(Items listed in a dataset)
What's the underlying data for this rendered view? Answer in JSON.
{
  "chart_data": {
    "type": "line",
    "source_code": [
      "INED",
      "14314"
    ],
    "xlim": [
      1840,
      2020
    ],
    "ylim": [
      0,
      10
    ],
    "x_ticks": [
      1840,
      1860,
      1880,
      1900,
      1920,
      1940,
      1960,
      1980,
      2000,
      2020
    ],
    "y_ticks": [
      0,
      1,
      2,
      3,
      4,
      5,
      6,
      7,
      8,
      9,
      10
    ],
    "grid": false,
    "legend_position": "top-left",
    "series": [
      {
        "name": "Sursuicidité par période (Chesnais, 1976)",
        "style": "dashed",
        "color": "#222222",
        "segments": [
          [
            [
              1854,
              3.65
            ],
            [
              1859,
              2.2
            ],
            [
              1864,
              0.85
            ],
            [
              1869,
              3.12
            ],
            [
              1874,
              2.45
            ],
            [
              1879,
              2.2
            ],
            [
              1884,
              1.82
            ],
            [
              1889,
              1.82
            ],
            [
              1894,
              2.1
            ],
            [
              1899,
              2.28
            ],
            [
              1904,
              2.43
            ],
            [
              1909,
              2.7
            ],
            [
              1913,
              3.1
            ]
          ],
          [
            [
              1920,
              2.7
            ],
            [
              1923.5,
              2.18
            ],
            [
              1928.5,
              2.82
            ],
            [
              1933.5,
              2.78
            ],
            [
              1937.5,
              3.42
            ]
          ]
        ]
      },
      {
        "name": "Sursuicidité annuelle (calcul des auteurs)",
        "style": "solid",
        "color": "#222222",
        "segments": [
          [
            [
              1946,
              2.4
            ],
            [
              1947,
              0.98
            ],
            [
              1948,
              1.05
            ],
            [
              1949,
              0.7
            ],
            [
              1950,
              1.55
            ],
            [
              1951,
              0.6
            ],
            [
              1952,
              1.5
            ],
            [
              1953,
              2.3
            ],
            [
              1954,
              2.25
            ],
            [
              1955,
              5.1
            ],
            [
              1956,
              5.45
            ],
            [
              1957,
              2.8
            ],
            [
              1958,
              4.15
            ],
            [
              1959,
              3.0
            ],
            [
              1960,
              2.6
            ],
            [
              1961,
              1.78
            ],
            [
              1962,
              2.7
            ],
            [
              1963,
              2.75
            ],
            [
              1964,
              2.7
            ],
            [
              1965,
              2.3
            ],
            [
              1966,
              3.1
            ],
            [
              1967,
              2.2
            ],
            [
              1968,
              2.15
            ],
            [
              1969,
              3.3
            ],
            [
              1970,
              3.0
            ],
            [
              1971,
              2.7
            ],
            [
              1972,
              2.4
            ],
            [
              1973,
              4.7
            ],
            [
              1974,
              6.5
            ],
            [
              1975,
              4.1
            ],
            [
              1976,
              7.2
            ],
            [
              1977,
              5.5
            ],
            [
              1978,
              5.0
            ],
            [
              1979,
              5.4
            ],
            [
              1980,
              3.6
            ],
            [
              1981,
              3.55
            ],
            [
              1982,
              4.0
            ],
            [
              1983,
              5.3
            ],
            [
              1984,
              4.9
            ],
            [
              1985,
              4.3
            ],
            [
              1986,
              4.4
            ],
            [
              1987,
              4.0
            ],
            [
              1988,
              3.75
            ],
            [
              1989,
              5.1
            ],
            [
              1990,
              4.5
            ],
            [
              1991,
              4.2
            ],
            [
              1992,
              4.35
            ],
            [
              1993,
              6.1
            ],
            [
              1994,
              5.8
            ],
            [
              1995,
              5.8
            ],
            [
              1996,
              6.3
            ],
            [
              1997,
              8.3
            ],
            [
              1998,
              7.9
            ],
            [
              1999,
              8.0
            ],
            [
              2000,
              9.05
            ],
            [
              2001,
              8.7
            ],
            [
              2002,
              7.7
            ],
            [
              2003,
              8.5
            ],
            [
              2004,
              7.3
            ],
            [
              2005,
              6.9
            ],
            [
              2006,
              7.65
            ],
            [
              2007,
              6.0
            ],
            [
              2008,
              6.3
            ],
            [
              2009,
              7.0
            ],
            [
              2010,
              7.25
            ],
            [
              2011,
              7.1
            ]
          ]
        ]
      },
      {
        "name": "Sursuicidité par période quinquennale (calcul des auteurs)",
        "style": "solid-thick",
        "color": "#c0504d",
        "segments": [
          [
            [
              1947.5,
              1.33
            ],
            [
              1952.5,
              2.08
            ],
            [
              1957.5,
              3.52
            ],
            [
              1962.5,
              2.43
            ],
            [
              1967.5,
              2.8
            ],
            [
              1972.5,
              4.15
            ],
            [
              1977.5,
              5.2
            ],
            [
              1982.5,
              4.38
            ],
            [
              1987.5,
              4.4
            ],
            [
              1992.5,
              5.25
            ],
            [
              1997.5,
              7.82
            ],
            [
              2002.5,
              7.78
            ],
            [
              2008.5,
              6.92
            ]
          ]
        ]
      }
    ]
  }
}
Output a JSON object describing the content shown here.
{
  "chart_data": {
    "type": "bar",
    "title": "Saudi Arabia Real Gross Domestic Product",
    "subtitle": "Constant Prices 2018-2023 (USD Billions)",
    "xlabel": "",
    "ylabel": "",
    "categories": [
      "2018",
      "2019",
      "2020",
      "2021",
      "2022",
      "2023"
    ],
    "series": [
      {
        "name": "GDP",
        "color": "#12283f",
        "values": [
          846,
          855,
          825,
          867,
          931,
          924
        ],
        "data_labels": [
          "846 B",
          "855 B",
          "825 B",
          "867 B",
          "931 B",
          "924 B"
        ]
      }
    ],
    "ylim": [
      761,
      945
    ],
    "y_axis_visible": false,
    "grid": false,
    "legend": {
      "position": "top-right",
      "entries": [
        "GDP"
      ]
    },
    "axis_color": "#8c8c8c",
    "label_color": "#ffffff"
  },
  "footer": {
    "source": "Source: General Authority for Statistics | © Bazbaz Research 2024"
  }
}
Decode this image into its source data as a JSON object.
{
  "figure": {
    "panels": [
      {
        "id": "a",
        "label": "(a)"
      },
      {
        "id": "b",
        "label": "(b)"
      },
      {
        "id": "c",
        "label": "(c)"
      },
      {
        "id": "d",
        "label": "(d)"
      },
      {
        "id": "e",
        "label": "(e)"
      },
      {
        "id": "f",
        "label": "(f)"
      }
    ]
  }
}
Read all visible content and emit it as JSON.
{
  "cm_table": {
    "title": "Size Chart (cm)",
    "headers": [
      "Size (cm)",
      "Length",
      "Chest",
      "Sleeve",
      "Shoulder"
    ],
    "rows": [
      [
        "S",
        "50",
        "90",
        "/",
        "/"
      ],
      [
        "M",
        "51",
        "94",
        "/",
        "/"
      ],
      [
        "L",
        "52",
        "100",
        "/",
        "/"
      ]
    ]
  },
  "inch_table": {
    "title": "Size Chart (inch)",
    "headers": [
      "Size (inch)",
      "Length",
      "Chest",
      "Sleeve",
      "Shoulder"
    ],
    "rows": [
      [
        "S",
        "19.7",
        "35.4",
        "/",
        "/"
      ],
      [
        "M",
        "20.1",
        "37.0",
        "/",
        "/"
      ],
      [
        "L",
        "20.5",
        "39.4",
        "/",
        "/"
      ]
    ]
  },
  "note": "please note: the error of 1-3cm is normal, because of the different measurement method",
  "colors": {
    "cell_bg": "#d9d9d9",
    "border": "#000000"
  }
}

Task to complete: Copy every line of the records word for word.

Exercise result:
What's the underlying data for this rendered view? Answer in JSON.
{
  "chart_data": {
    "type": "line",
    "source_code": [
      "INED",
      "14314"
    ],
    "xlim": [
      1840,
      2020
    ],
    "ylim": [
      0,
      10
    ],
    "x_ticks": [
      1840,
      1860,
      1880,
      1900,
      1920,
      1940,
      1960,
      1980,
      2000,
      2020
    ],
    "y_ticks": [
      0,
      1,
      2,
      3,
      4,
      5,
      6,
      7,
      8,
      9,
      10
    ],
    "grid": false,
    "legend_position": "top-left",
    "series": [
      {
        "name": "Sursuicidité par période (Chesnais, 1976)",
        "style": "dashed",
        "color": "#222222",
        "segments": [
          [
            [
              1854,
              3.65
            ],
            [
              1859,
              2.2
            ],
            [
              1864,
              0.85
            ],
            [
              1869,
              3.12
            ],
            [
              1874,
              2.45
            ],
            [
              1879,
              2.2
            ],
            [
              1884,
              1.82
            ],
            [
              1889,
              1.82
            ],
            [
              1894,
              2.1
            ],
            [
              1899,
              2.28
            ],
            [
              1904,
              2.43
            ],
            [
              1909,
              2.7
            ],
            [
              1913,
              3.1
            ]
          ],
          [
            [
              1920,
              2.7
            ],
            [
              1923.5,
              2.18
            ],
            [
              1928.5,
              2.82
            ],
            [
              1933.5,
              2.78
            ],
            [
              1937.5,
              3.42
            ]
          ]
        ]
      },
      {
        "name": "Sursuicidité annuelle (calcul des auteurs)",
        "style": "solid",
        "color": "#222222",
        "segments": [
          [
            [
              1946,
              2.4
            ],
            [
              1947,
              0.98
            ],
            [
              1948,
              1.05
            ],
            [
              1949,
              0.7
            ],
            [
              1950,
              1.55
            ],
            [
              1951,
              0.6
            ],
            [
              1952,
              1.5
            ],
            [
              1953,
              2.3
            ],
            [
              1954,
              2.25
            ],
            [
              1955,
              5.1
            ],
            [
              1956,
              5.45
            ],
            [
              1957,
              2.8
            ],
            [
              1958,
              4.15
            ],
            [
              1959,
              3.0
            ],
            [
              1960,
              2.6
            ],
            [
              1961,
              1.78
            ],
            [
              1962,
              2.7
            ],
            [
              1963,
              2.75
            ],
            [
              1964,
              2.7
            ],
            [
              1965,
              2.3
            ],
            [
              1966,
              3.1
            ],
            [
              1967,
              2.2
            ],
            [
              1968,
              2.15
            ],
            [
              1969,
              3.3
            ],
            [
              1970,
              3.0
            ],
            [
              1971,
              2.7
            ],
            [
              1972,
              2.4
            ],
            [
              1973,
              4.7
            ],
            [
              1974,
              6.5
            ],
            [
              1975,
              4.1
            ],
            [
              1976,
              7.2
            ],
            [
              1977,
              5.5
            ],
            [
              1978,
              5.0
            ],
            [
              1979,
              5.4
            ],
            [
              1980,
              3.6
            ],
            [
              1981,
              3.55
            ],
            [
              1982,
              4.0
            ],
            [
              1983,
              5.3
            ],
            [
              1984,
              4.9
            ],
            [
              1985,
              4.3
            ],
            [
              1986,
              4.4
            ],
            [
              1987,
              4.0
            ],
            [
              1988,
              3.75
            ],
            [
              1989,
              5.1
            ],
            [
              1990,
              4.5
            ],
            [
              1991,
              4.2
            ],
            [
              1992,
              4.35
            ],
            [
              1993,
              6.1
            ],
            [
              1994,
              5.8
            ],
            [
              1995,
              5.8
            ],
            [
              1996,
              6.3
            ],
            [
              1997,
              8.3
            ],
            [
              1998,
              7.9
            ],
            [
              1999,
              8.0
            ],
            [
              2000,
              9.05
            ],
            [
              2001,
              8.7
            ],
            [
              2002,
              7.7
            ],
            [
              2003,
              8.5
            ],
            [
              2004,
              7.3
            ],
            [
              2005,
              6.9
            ],
            [
              2006,
              7.65
            ],
            [
              2007,
              6.0
            ],
            [
              2008,
              6.3
            ],
            [
              2009,
              7.0
            ],
            [
              2010,
              7.25
            ],
            [
              2011,
              7.1
            ]
          ]
        ]
      },
      {
        "name": "Sursuicidité par période quinquennale (calcul des auteurs)",
        "style": "solid-thick",
        "color": "#c0504d",
        "segments": [
          [
            [
              1947.5,
              1.33
            ],
            [
              1952.5,
              2.08
            ],
            [
              1957.5,
              3.52
            ],
            [
              1962.5,
              2.43
            ],
            [
              1967.5,
              2.8
            ],
            [
              1972.5,
              4.15
            ],
            [
              1977.5,
              5.2
            ],
            [
              1982.5,
              4.38
            ],
            [
              1987.5,
              4.4
            ],
            [
              1992.5,
              5.25
            ],
            [
              1997.5,
              7.82
            ],
            [
              2002.5,
              7.78
            ],
            [
              2008.5,
              6.92
            ]
          ]
        ]
      }
    ]
  }
}
Output a JSON object describing the content shown here.
{
  "chart_data": {
    "type": "bar",
    "title": "Saudi Arabia Real Gross Domestic Product",
    "subtitle": "Constant Prices 2018-2023 (USD Billions)",
    "xlabel": "",
    "ylabel": "",
    "categories": [
      "2018",
      "2019",
      "2020",
      "2021",
      "2022",
      "2023"
    ],
    "series": [
      {
        "name": "GDP",
        "color": "#12283f",
        "values": [
          846,
          855,
          825,
          867,
          931,
          924
        ],
        "data_labels": [
          "846 B",
          "855 B",
          "825 B",
          "867 B",
          "931 B",
          "924 B"
        ]
      }
    ],
    "ylim": [
      761,
      945
    ],
    "y_axis_visible": false,
    "grid": false,
    "legend": {
      "position": "top-right",
      "entries": [
        "GDP"
      ]
    },
    "axis_color": "#8c8c8c",
    "label_color": "#ffffff"
  },
  "footer": {
    "source": "Source: General Authority for Statistics | © Bazbaz Research 2024"
  }
}
Decode this image into its source data as a JSON object.
{
  "figure": {
    "panels": [
      {
        "id": "a",
        "label": "(a)"
      },
      {
        "id": "b",
        "label": "(b)"
      },
      {
        "id": "c",
        "label": "(c)"
      },
      {
        "id": "d",
        "label": "(d)"
      },
      {
        "id": "e",
        "label": "(e)"
      },
      {
        "id": "f",
        "label": "(f)"
      }
    ]
  }
}
Read all visible content and emit it as JSON.
{
  "cm_table": {
    "title": "Size Chart (cm)",
    "headers": [
      "Size (cm)",
      "Length",
      "Chest",
      "Sleeve",
      "Shoulder"
    ],
    "rows": [
      [
        "S",
        "50",
        "90",
        "/",
        "/"
      ],
      [
        "M",
        "51",
        "94",
        "/",
        "/"
      ],
      [
        "L",
        "52",
        "100",
        "/",
        "/"
      ]
    ]
  },
  "inch_table": {
    "title": "Size Chart (inch)",
    "headers": [
      "Size (inch)",
      "Length",
      "Chest",
      "Sleeve",
      "Shoulder"
    ],
    "rows": [
      [
        "S",
        "19.7",
        "35.4",
        "/",
        "/"
      ],
      [
        "M",
        "20.1",
        "37.0",
        "/",
        "/"
      ],
      [
        "L",
        "20.5",
        "39.4",
        "/",
        "/"
      ]
    ]
  },
  "note": "please note: the error of 1-3cm is normal, because of the different measurement method",
  "colors": {
    "cell_bg": "#d9d9d9",
    "border": "#000000"
  }
}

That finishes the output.